-- START OF DATA PROVIDED --
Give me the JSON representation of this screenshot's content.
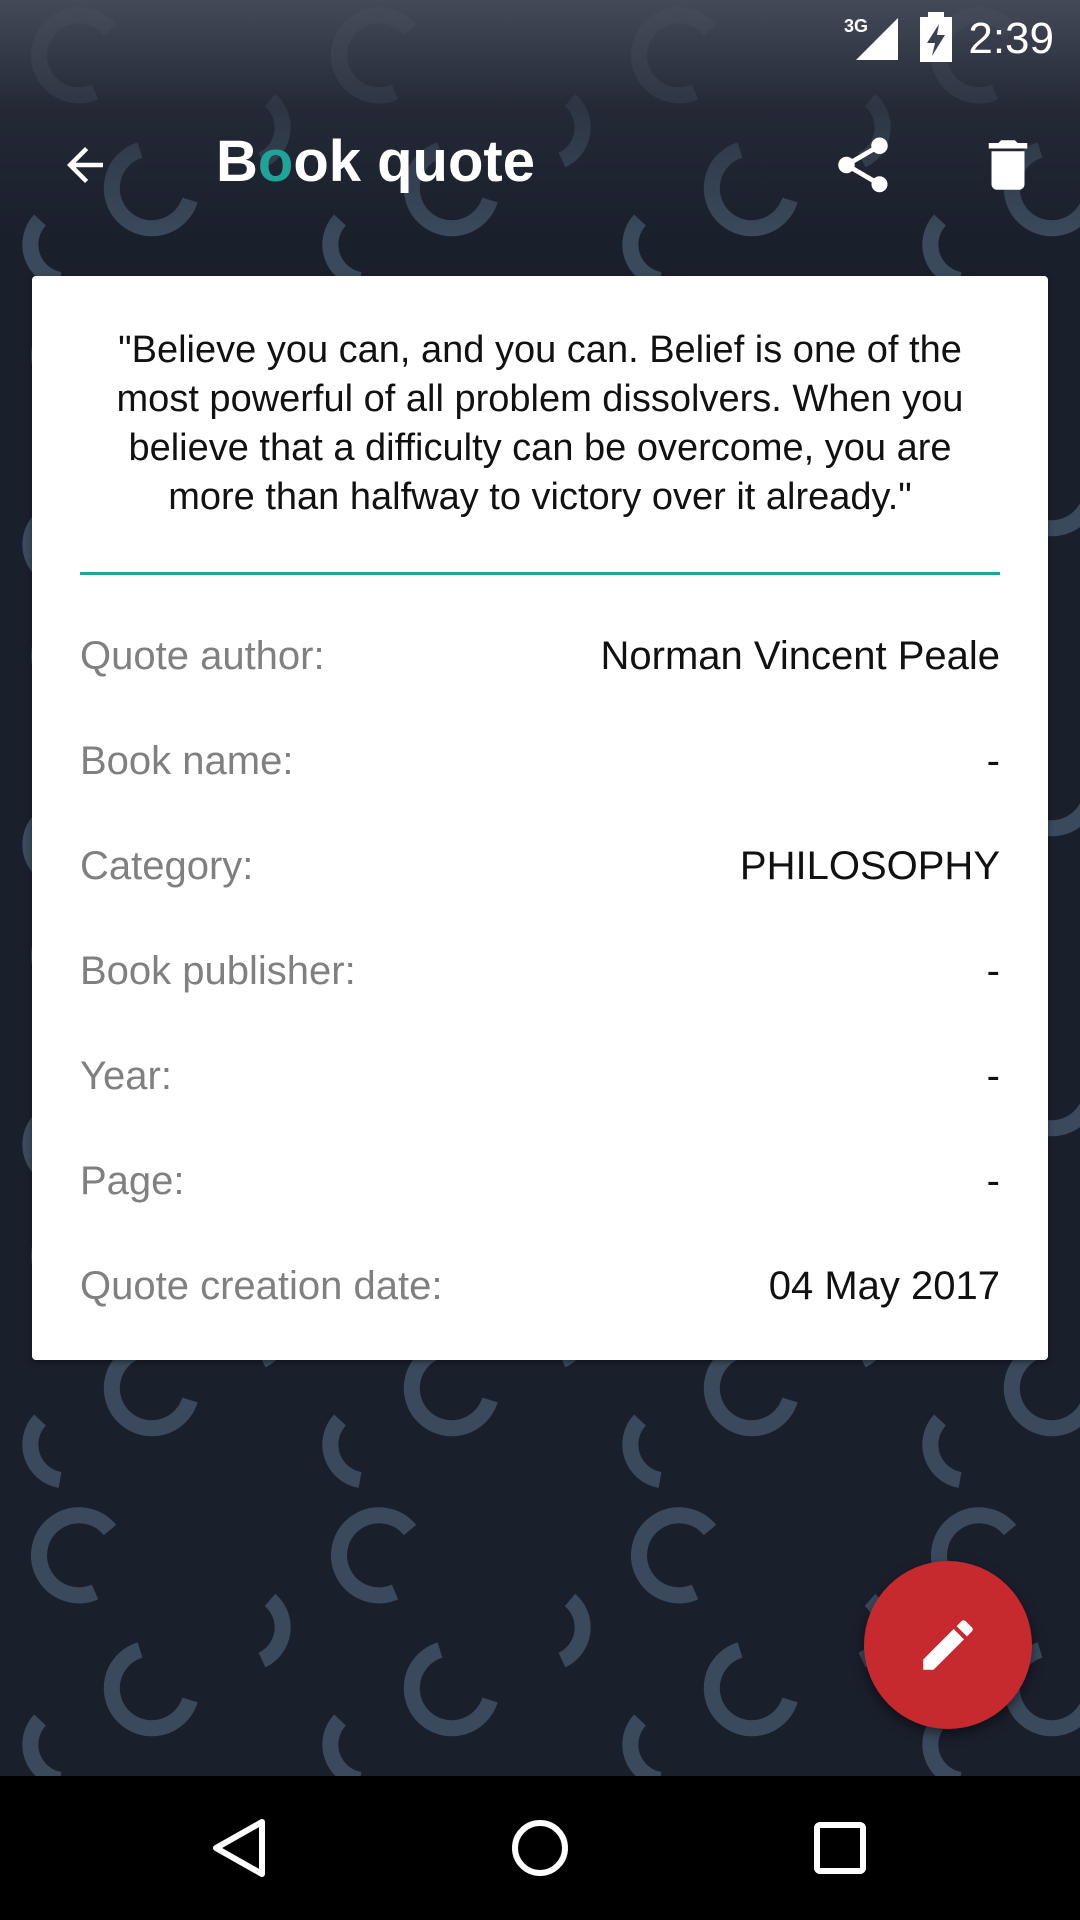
{
  "status_bar": {
    "time": "2:39",
    "network_label": "3G",
    "icons": [
      "signal-icon",
      "battery-charging-icon"
    ]
  },
  "app_bar": {
    "title_first": "B",
    "title_accent": "o",
    "title_rest": "ok quote",
    "icons": [
      "back-arrow-icon",
      "share-icon",
      "delete-icon"
    ]
  },
  "quote": {
    "text": "\"Believe you can, and you can. Belief is one of the most powerful of all problem dissolvers. When you believe that a difficulty can be overcome, you are more than halfway to victory over it already.\""
  },
  "details": [
    {
      "label": "Quote author:",
      "value": "Norman Vincent Peale"
    },
    {
      "label": "Book name:",
      "value": "-"
    },
    {
      "label": "Category:",
      "value": "PHILOSOPHY"
    },
    {
      "label": "Book publisher:",
      "value": "-"
    },
    {
      "label": "Year:",
      "value": "-"
    },
    {
      "label": "Page:",
      "value": "-"
    },
    {
      "label": "Quote creation date:",
      "value": "04 May 2017"
    }
  ],
  "fab": {
    "icon": "edit-pencil-icon"
  },
  "nav_bar": {
    "icons": [
      "nav-back-icon",
      "nav-home-icon",
      "nav-recents-icon"
    ]
  },
  "colors": {
    "background": "#1a1f2c",
    "pattern": "#3a4a5c",
    "accent": "#1fa598",
    "fab": "#c62a2f",
    "card": "#ffffff",
    "label": "#808080"
  }
}
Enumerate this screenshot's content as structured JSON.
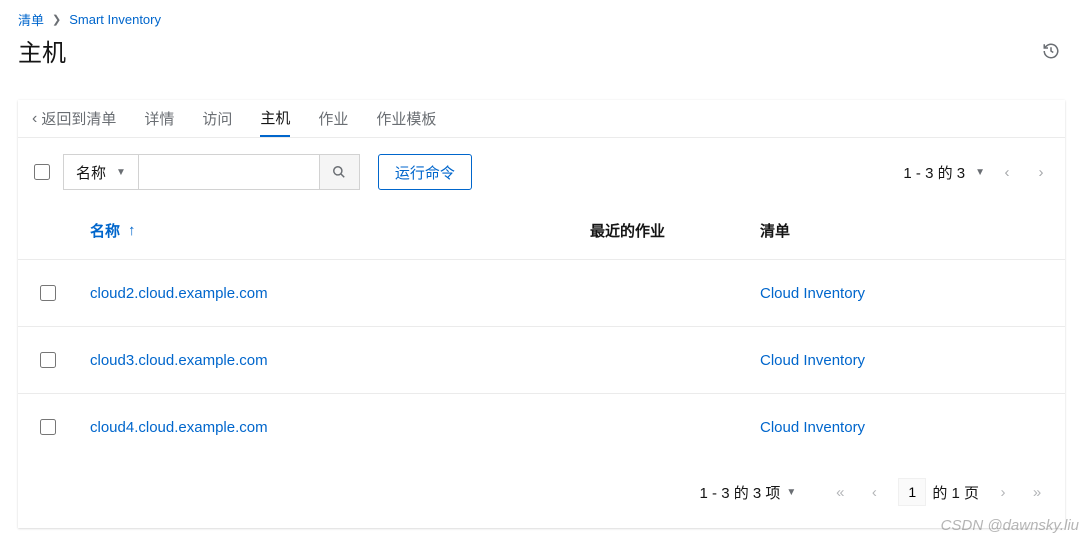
{
  "breadcrumb": {
    "root": "清单",
    "current": "Smart Inventory"
  },
  "page_title": "主机",
  "tabs": {
    "back": "返回到清单",
    "items": [
      "详情",
      "访问",
      "主机",
      "作业",
      "作业模板"
    ],
    "active_index": 2
  },
  "toolbar": {
    "filter_field": "名称",
    "search_value": "",
    "run_command": "运行命令"
  },
  "top_pager": {
    "summary": "1 - 3 的 3"
  },
  "columns": {
    "name": "名称",
    "recent_jobs": "最近的作业",
    "inventory": "清单"
  },
  "rows": [
    {
      "name": "cloud2.cloud.example.com",
      "recent": "",
      "inventory": "Cloud Inventory"
    },
    {
      "name": "cloud3.cloud.example.com",
      "recent": "",
      "inventory": "Cloud Inventory"
    },
    {
      "name": "cloud4.cloud.example.com",
      "recent": "",
      "inventory": "Cloud Inventory"
    }
  ],
  "footer": {
    "summary": "1 - 3 的 3 项",
    "page_value": "1",
    "page_total_label": "的 1 页"
  },
  "watermark": "CSDN @dawnsky.liu"
}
-- END OF DATA PROVIDED --
▸ SHORT TASK
Using the records above, copy every line that has the word "name" in it.

▸ EXERCISE SOLUTION
      "label": "Book name:",
    "name": "名称",
      "name": "cloud2.cloud.example.com",
      "name": "cloud3.cloud.example.com",
      "name": "cloud4.cloud.example.com",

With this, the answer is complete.